[START OF Raw data]
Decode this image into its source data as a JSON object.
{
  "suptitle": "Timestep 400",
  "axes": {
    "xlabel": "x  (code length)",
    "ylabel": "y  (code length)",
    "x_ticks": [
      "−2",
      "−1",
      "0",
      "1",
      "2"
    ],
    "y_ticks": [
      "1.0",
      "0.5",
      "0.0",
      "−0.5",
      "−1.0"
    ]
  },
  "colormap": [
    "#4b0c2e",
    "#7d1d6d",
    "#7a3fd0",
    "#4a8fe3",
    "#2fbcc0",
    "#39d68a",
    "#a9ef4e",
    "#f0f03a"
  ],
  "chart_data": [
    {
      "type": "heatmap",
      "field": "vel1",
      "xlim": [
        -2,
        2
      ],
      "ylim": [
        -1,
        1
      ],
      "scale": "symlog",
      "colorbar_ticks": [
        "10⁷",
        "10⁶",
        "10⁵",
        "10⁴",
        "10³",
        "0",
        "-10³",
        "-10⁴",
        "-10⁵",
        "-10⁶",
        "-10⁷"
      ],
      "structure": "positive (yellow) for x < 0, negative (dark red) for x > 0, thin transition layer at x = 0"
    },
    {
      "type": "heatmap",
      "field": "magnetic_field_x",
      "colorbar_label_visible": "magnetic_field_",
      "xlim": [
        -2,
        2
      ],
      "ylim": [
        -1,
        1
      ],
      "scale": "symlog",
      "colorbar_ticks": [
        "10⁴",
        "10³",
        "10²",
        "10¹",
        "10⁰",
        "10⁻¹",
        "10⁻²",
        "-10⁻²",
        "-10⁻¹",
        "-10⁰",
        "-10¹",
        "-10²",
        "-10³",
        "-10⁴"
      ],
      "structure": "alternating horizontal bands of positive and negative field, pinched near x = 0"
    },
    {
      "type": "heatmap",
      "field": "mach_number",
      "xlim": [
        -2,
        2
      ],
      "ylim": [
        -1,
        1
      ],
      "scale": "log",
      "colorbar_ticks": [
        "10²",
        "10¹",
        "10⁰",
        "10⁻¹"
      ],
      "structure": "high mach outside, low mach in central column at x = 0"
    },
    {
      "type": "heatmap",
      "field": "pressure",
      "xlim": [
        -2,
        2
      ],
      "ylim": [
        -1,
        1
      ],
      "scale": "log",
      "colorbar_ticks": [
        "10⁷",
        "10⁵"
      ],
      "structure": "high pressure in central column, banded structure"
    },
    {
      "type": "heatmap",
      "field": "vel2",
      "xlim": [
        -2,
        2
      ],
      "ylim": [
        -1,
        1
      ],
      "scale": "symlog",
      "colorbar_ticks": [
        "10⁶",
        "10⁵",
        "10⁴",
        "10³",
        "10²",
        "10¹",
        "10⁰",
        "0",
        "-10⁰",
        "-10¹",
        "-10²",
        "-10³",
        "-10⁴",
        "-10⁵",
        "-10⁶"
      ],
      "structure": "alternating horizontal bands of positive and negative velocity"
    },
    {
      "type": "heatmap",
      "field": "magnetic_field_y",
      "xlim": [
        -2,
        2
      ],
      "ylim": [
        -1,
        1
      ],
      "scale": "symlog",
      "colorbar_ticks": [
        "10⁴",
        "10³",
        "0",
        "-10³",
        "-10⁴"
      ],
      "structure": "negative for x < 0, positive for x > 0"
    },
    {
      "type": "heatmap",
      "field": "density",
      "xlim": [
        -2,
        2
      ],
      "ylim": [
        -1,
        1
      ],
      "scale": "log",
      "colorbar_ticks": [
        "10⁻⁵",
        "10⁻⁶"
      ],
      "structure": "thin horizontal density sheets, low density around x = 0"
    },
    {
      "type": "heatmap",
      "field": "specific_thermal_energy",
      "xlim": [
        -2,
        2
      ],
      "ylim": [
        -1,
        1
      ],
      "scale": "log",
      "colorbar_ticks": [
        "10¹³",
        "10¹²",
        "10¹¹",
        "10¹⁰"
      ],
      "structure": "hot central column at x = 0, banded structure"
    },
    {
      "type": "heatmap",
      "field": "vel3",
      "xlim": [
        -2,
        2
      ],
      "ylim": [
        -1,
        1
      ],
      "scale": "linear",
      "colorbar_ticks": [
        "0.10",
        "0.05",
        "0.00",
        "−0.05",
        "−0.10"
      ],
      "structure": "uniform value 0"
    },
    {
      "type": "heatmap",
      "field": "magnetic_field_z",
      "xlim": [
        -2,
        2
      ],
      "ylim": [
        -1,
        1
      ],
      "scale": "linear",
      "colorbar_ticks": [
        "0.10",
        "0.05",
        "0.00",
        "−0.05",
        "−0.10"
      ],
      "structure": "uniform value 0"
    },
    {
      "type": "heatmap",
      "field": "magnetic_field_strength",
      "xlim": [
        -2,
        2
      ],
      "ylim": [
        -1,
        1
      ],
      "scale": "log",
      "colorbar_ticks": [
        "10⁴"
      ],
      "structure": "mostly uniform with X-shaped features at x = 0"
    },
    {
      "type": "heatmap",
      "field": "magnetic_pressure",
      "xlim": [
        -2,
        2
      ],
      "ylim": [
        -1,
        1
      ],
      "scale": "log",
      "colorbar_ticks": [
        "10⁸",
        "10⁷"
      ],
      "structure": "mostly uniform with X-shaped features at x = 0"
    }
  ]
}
[END OF Raw data]
What you will do: Nothing in the listing may be changed; retype it all exactly.

Finished task:
Decode this image into its source data as a JSON object.
{
  "suptitle": "Timestep 400",
  "axes": {
    "xlabel": "x  (code length)",
    "ylabel": "y  (code length)",
    "x_ticks": [
      "−2",
      "−1",
      "0",
      "1",
      "2"
    ],
    "y_ticks": [
      "1.0",
      "0.5",
      "0.0",
      "−0.5",
      "−1.0"
    ]
  },
  "colormap": [
    "#4b0c2e",
    "#7d1d6d",
    "#7a3fd0",
    "#4a8fe3",
    "#2fbcc0",
    "#39d68a",
    "#a9ef4e",
    "#f0f03a"
  ],
  "chart_data": [
    {
      "type": "heatmap",
      "field": "vel1",
      "xlim": [
        -2,
        2
      ],
      "ylim": [
        -1,
        1
      ],
      "scale": "symlog",
      "colorbar_ticks": [
        "10⁷",
        "10⁶",
        "10⁵",
        "10⁴",
        "10³",
        "0",
        "-10³",
        "-10⁴",
        "-10⁵",
        "-10⁶",
        "-10⁷"
      ],
      "structure": "positive (yellow) for x < 0, negative (dark red) for x > 0, thin transition layer at x = 0"
    },
    {
      "type": "heatmap",
      "field": "magnetic_field_x",
      "colorbar_label_visible": "magnetic_field_",
      "xlim": [
        -2,
        2
      ],
      "ylim": [
        -1,
        1
      ],
      "scale": "symlog",
      "colorbar_ticks": [
        "10⁴",
        "10³",
        "10²",
        "10¹",
        "10⁰",
        "10⁻¹",
        "10⁻²",
        "-10⁻²",
        "-10⁻¹",
        "-10⁰",
        "-10¹",
        "-10²",
        "-10³",
        "-10⁴"
      ],
      "structure": "alternating horizontal bands of positive and negative field, pinched near x = 0"
    },
    {
      "type": "heatmap",
      "field": "mach_number",
      "xlim": [
        -2,
        2
      ],
      "ylim": [
        -1,
        1
      ],
      "scale": "log",
      "colorbar_ticks": [
        "10²",
        "10¹",
        "10⁰",
        "10⁻¹"
      ],
      "structure": "high mach outside, low mach in central column at x = 0"
    },
    {
      "type": "heatmap",
      "field": "pressure",
      "xlim": [
        -2,
        2
      ],
      "ylim": [
        -1,
        1
      ],
      "scale": "log",
      "colorbar_ticks": [
        "10⁷",
        "10⁵"
      ],
      "structure": "high pressure in central column, banded structure"
    },
    {
      "type": "heatmap",
      "field": "vel2",
      "xlim": [
        -2,
        2
      ],
      "ylim": [
        -1,
        1
      ],
      "scale": "symlog",
      "colorbar_ticks": [
        "10⁶",
        "10⁵",
        "10⁴",
        "10³",
        "10²",
        "10¹",
        "10⁰",
        "0",
        "-10⁰",
        "-10¹",
        "-10²",
        "-10³",
        "-10⁴",
        "-10⁵",
        "-10⁶"
      ],
      "structure": "alternating horizontal bands of positive and negative velocity"
    },
    {
      "type": "heatmap",
      "field": "magnetic_field_y",
      "xlim": [
        -2,
        2
      ],
      "ylim": [
        -1,
        1
      ],
      "scale": "symlog",
      "colorbar_ticks": [
        "10⁴",
        "10³",
        "0",
        "-10³",
        "-10⁴"
      ],
      "structure": "negative for x < 0, positive for x > 0"
    },
    {
      "type": "heatmap",
      "field": "density",
      "xlim": [
        -2,
        2
      ],
      "ylim": [
        -1,
        1
      ],
      "scale": "log",
      "colorbar_ticks": [
        "10⁻⁵",
        "10⁻⁶"
      ],
      "structure": "thin horizontal density sheets, low density around x = 0"
    },
    {
      "type": "heatmap",
      "field": "specific_thermal_energy",
      "xlim": [
        -2,
        2
      ],
      "ylim": [
        -1,
        1
      ],
      "scale": "log",
      "colorbar_ticks": [
        "10¹³",
        "10¹²",
        "10¹¹",
        "10¹⁰"
      ],
      "structure": "hot central column at x = 0, banded structure"
    },
    {
      "type": "heatmap",
      "field": "vel3",
      "xlim": [
        -2,
        2
      ],
      "ylim": [
        -1,
        1
      ],
      "scale": "linear",
      "colorbar_ticks": [
        "0.10",
        "0.05",
        "0.00",
        "−0.05",
        "−0.10"
      ],
      "structure": "uniform value 0"
    },
    {
      "type": "heatmap",
      "field": "magnetic_field_z",
      "xlim": [
        -2,
        2
      ],
      "ylim": [
        -1,
        1
      ],
      "scale": "linear",
      "colorbar_ticks": [
        "0.10",
        "0.05",
        "0.00",
        "−0.05",
        "−0.10"
      ],
      "structure": "uniform value 0"
    },
    {
      "type": "heatmap",
      "field": "magnetic_field_strength",
      "xlim": [
        -2,
        2
      ],
      "ylim": [
        -1,
        1
      ],
      "scale": "log",
      "colorbar_ticks": [
        "10⁴"
      ],
      "structure": "mostly uniform with X-shaped features at x = 0"
    },
    {
      "type": "heatmap",
      "field": "magnetic_pressure",
      "xlim": [
        -2,
        2
      ],
      "ylim": [
        -1,
        1
      ],
      "scale": "log",
      "colorbar_ticks": [
        "10⁸",
        "10⁷"
      ],
      "structure": "mostly uniform with X-shaped features at x = 0"
    }
  ]
}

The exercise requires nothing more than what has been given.